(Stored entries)
::::::::

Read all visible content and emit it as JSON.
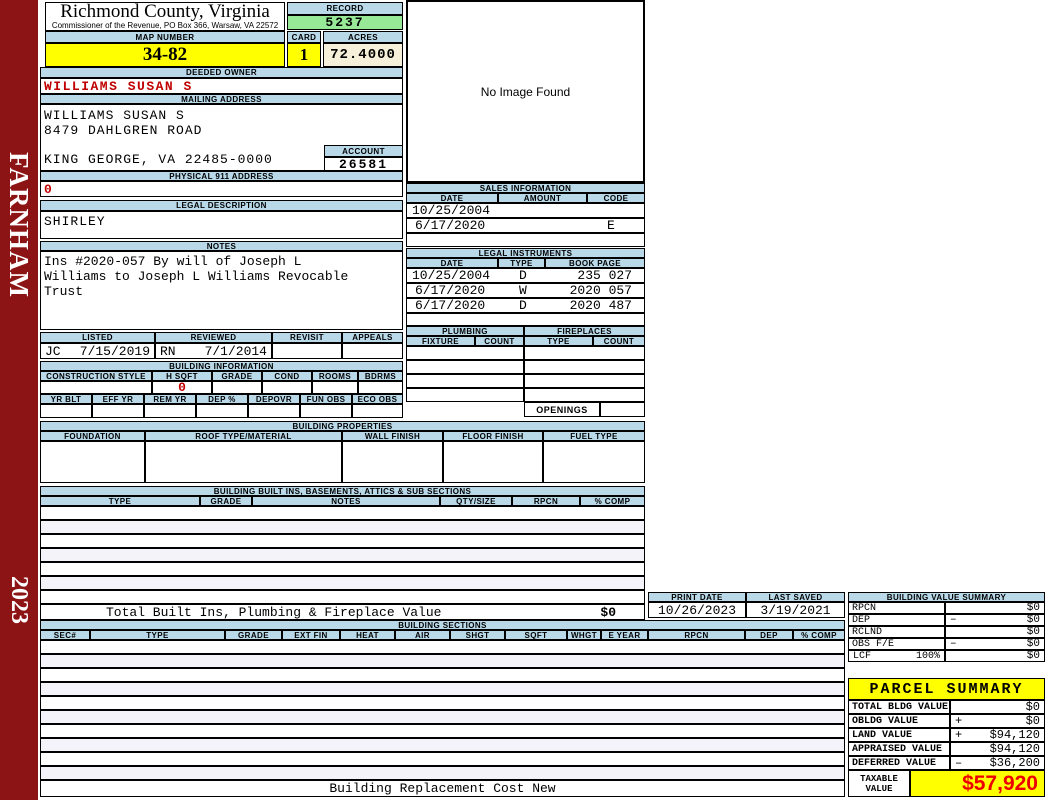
{
  "page": {
    "district": "FARNHAM",
    "year": "2023",
    "bottom_caption": "Building Replacement Cost New"
  },
  "colors": {
    "sidebar_maroon": "#8c1414",
    "header_blue": "#b9d9e9",
    "highlight_yellow": "#ffff00",
    "record_green": "#97e897",
    "acres_cream": "#f6f0da",
    "alert_red": "#c00000",
    "taxable_red": "#ee0000"
  },
  "header": {
    "county": "Richmond County, Virginia",
    "address": "Commissioner of the Revenue, PO Box 366, Warsaw, VA 22572",
    "record_label": "RECORD",
    "record_value": "5237",
    "map_number_label": "MAP NUMBER",
    "map_number": "34-82",
    "card_label": "CARD",
    "card": "1",
    "acres_label": "ACRES",
    "acres": "72.4000"
  },
  "owner": {
    "deeded_owner_label": "DEEDED OWNER",
    "deeded_owner": "WILLIAMS SUSAN S",
    "mailing_address_label": "MAILING ADDRESS",
    "mailing_lines": [
      "WILLIAMS SUSAN S",
      "8479 DAHLGREN ROAD",
      "",
      "KING GEORGE, VA 22485-0000"
    ],
    "account_label": "ACCOUNT",
    "account": "26581",
    "physical_address_label": "PHYSICAL 911 ADDRESS",
    "physical_address": "0",
    "legal_description_label": "LEGAL DESCRIPTION",
    "legal_description": "SHIRLEY",
    "notes_label": "NOTES",
    "notes_lines": [
      "Ins #2020-057 By will of Joseph L",
      "Williams to Joseph L Williams Revocable",
      "Trust"
    ]
  },
  "review": {
    "headers": [
      "LISTED",
      "REVIEWED",
      "REVISIT",
      "APPEALS"
    ],
    "listed_by": "JC",
    "listed_date": "7/15/2019",
    "reviewed_by": "RN",
    "reviewed_date": "7/1/2014",
    "revisit": "",
    "appeals": ""
  },
  "photo": {
    "placeholder": "No Image Found"
  },
  "sales": {
    "title": "SALES INFORMATION",
    "headers": [
      "DATE",
      "AMOUNT",
      "CODE"
    ],
    "rows": [
      {
        "date": "10/25/2004",
        "amount": "",
        "code": ""
      },
      {
        "date": "6/17/2020",
        "amount": "",
        "code": "E"
      }
    ]
  },
  "legal_instruments": {
    "title": "LEGAL INSTRUMENTS",
    "headers": [
      "DATE",
      "TYPE",
      "BOOK PAGE"
    ],
    "rows": [
      {
        "date": "10/25/2004",
        "type": "D",
        "book_page": "235 027"
      },
      {
        "date": "6/17/2020",
        "type": "W",
        "book_page": "2020 057"
      },
      {
        "date": "6/17/2020",
        "type": "D",
        "book_page": "2020 487"
      }
    ]
  },
  "plumbing": {
    "title": "PLUMBING",
    "headers": [
      "FIXTURE",
      "COUNT"
    ]
  },
  "fireplaces": {
    "title": "FIREPLACES",
    "headers": [
      "TYPE",
      "COUNT"
    ],
    "openings_label": "OPENINGS"
  },
  "building_information": {
    "title": "BUILDING INFORMATION",
    "row1_headers": [
      "CONSTRUCTION STYLE",
      "H SQFT",
      "GRADE",
      "COND",
      "ROOMS",
      "BDRMS"
    ],
    "h_sqft": "0",
    "row2_headers": [
      "YR BLT",
      "EFF YR",
      "REM YR",
      "DEP %",
      "DEPOVR",
      "FUN OBS",
      "ECO OBS"
    ]
  },
  "building_properties": {
    "title": "BUILDING PROPERTIES",
    "headers": [
      "FOUNDATION",
      "ROOF TYPE/MATERIAL",
      "WALL FINISH",
      "FLOOR FINISH",
      "FUEL TYPE"
    ]
  },
  "built_ins": {
    "title": "BUILDING BUILT INS, BASEMENTS, ATTICS & SUB SECTIONS",
    "headers": [
      "TYPE",
      "GRADE",
      "NOTES",
      "QTY/SIZE",
      "RPCN",
      "% COMP"
    ],
    "total_label": "Total Built Ins, Plumbing & Fireplace Value",
    "total_value": "$0"
  },
  "building_sections": {
    "title": "BUILDING SECTIONS",
    "headers": [
      "SEC#",
      "TYPE",
      "GRADE",
      "EXT FIN",
      "HEAT",
      "AIR",
      "SHGT",
      "SQFT",
      "WHGT",
      "E YEAR",
      "RPCN",
      "DEP",
      "% COMP"
    ]
  },
  "print_info": {
    "print_date_label": "PRINT DATE",
    "print_date": "10/26/2023",
    "last_saved_label": "LAST SAVED",
    "last_saved": "3/19/2021"
  },
  "building_value_summary": {
    "title": "BUILDING VALUE SUMMARY",
    "rows": [
      {
        "label": "RPCN",
        "op": "",
        "value": "$0"
      },
      {
        "label": "DEP",
        "op": "–",
        "value": "$0"
      },
      {
        "label": "RCLND",
        "op": "",
        "value": "$0"
      },
      {
        "label": "OBS F/E",
        "op": "–",
        "value": "$0"
      },
      {
        "label": "LCF",
        "pct": "100%",
        "op": "",
        "value": "$0"
      }
    ]
  },
  "parcel_summary": {
    "title": "PARCEL SUMMARY",
    "rows": [
      {
        "label": "TOTAL BLDG VALUE",
        "op": "",
        "value": "$0"
      },
      {
        "label": "OBLDG VALUE",
        "op": "+",
        "value": "$0"
      },
      {
        "label": "LAND VALUE",
        "op": "+",
        "value": "$94,120"
      },
      {
        "label": "APPRAISED VALUE",
        "op": "",
        "value": "$94,120"
      },
      {
        "label": "DEFERRED VALUE",
        "op": "–",
        "value": "$36,200"
      }
    ],
    "taxable_label": "TAXABLE VALUE",
    "taxable_value": "$57,920"
  }
}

::::::::

- Objective -
Output all the records, word for word, with no pictures in the copy.

- Complete output -
Read all visible content and emit it as JSON.
{
  "page": {
    "district": "FARNHAM",
    "year": "2023",
    "bottom_caption": "Building Replacement Cost New"
  },
  "colors": {
    "sidebar_maroon": "#8c1414",
    "header_blue": "#b9d9e9",
    "highlight_yellow": "#ffff00",
    "record_green": "#97e897",
    "acres_cream": "#f6f0da",
    "alert_red": "#c00000",
    "taxable_red": "#ee0000"
  },
  "header": {
    "county": "Richmond County, Virginia",
    "address": "Commissioner of the Revenue, PO Box 366, Warsaw, VA 22572",
    "record_label": "RECORD",
    "record_value": "5237",
    "map_number_label": "MAP NUMBER",
    "map_number": "34-82",
    "card_label": "CARD",
    "card": "1",
    "acres_label": "ACRES",
    "acres": "72.4000"
  },
  "owner": {
    "deeded_owner_label": "DEEDED OWNER",
    "deeded_owner": "WILLIAMS SUSAN S",
    "mailing_address_label": "MAILING ADDRESS",
    "mailing_lines": [
      "WILLIAMS SUSAN S",
      "8479 DAHLGREN ROAD",
      "",
      "KING GEORGE, VA 22485-0000"
    ],
    "account_label": "ACCOUNT",
    "account": "26581",
    "physical_address_label": "PHYSICAL 911 ADDRESS",
    "physical_address": "0",
    "legal_description_label": "LEGAL DESCRIPTION",
    "legal_description": "SHIRLEY",
    "notes_label": "NOTES",
    "notes_lines": [
      "Ins #2020-057 By will of Joseph L",
      "Williams to Joseph L Williams Revocable",
      "Trust"
    ]
  },
  "review": {
    "headers": [
      "LISTED",
      "REVIEWED",
      "REVISIT",
      "APPEALS"
    ],
    "listed_by": "JC",
    "listed_date": "7/15/2019",
    "reviewed_by": "RN",
    "reviewed_date": "7/1/2014",
    "revisit": "",
    "appeals": ""
  },
  "photo": {
    "placeholder": "No Image Found"
  },
  "sales": {
    "title": "SALES INFORMATION",
    "headers": [
      "DATE",
      "AMOUNT",
      "CODE"
    ],
    "rows": [
      {
        "date": "10/25/2004",
        "amount": "",
        "code": ""
      },
      {
        "date": "6/17/2020",
        "amount": "",
        "code": "E"
      }
    ]
  },
  "legal_instruments": {
    "title": "LEGAL INSTRUMENTS",
    "headers": [
      "DATE",
      "TYPE",
      "BOOK PAGE"
    ],
    "rows": [
      {
        "date": "10/25/2004",
        "type": "D",
        "book_page": "235 027"
      },
      {
        "date": "6/17/2020",
        "type": "W",
        "book_page": "2020 057"
      },
      {
        "date": "6/17/2020",
        "type": "D",
        "book_page": "2020 487"
      }
    ]
  },
  "plumbing": {
    "title": "PLUMBING",
    "headers": [
      "FIXTURE",
      "COUNT"
    ]
  },
  "fireplaces": {
    "title": "FIREPLACES",
    "headers": [
      "TYPE",
      "COUNT"
    ],
    "openings_label": "OPENINGS"
  },
  "building_information": {
    "title": "BUILDING INFORMATION",
    "row1_headers": [
      "CONSTRUCTION STYLE",
      "H SQFT",
      "GRADE",
      "COND",
      "ROOMS",
      "BDRMS"
    ],
    "h_sqft": "0",
    "row2_headers": [
      "YR BLT",
      "EFF YR",
      "REM YR",
      "DEP %",
      "DEPOVR",
      "FUN OBS",
      "ECO OBS"
    ]
  },
  "building_properties": {
    "title": "BUILDING PROPERTIES",
    "headers": [
      "FOUNDATION",
      "ROOF TYPE/MATERIAL",
      "WALL FINISH",
      "FLOOR FINISH",
      "FUEL TYPE"
    ]
  },
  "built_ins": {
    "title": "BUILDING BUILT INS, BASEMENTS, ATTICS & SUB SECTIONS",
    "headers": [
      "TYPE",
      "GRADE",
      "NOTES",
      "QTY/SIZE",
      "RPCN",
      "% COMP"
    ],
    "total_label": "Total Built Ins, Plumbing & Fireplace Value",
    "total_value": "$0"
  },
  "building_sections": {
    "title": "BUILDING SECTIONS",
    "headers": [
      "SEC#",
      "TYPE",
      "GRADE",
      "EXT FIN",
      "HEAT",
      "AIR",
      "SHGT",
      "SQFT",
      "WHGT",
      "E YEAR",
      "RPCN",
      "DEP",
      "% COMP"
    ]
  },
  "print_info": {
    "print_date_label": "PRINT DATE",
    "print_date": "10/26/2023",
    "last_saved_label": "LAST SAVED",
    "last_saved": "3/19/2021"
  },
  "building_value_summary": {
    "title": "BUILDING VALUE SUMMARY",
    "rows": [
      {
        "label": "RPCN",
        "op": "",
        "value": "$0"
      },
      {
        "label": "DEP",
        "op": "–",
        "value": "$0"
      },
      {
        "label": "RCLND",
        "op": "",
        "value": "$0"
      },
      {
        "label": "OBS F/E",
        "op": "–",
        "value": "$0"
      },
      {
        "label": "LCF",
        "pct": "100%",
        "op": "",
        "value": "$0"
      }
    ]
  },
  "parcel_summary": {
    "title": "PARCEL SUMMARY",
    "rows": [
      {
        "label": "TOTAL BLDG VALUE",
        "op": "",
        "value": "$0"
      },
      {
        "label": "OBLDG VALUE",
        "op": "+",
        "value": "$0"
      },
      {
        "label": "LAND VALUE",
        "op": "+",
        "value": "$94,120"
      },
      {
        "label": "APPRAISED VALUE",
        "op": "",
        "value": "$94,120"
      },
      {
        "label": "DEFERRED VALUE",
        "op": "–",
        "value": "$36,200"
      }
    ],
    "taxable_label": "TAXABLE VALUE",
    "taxable_value": "$57,920"
  }
}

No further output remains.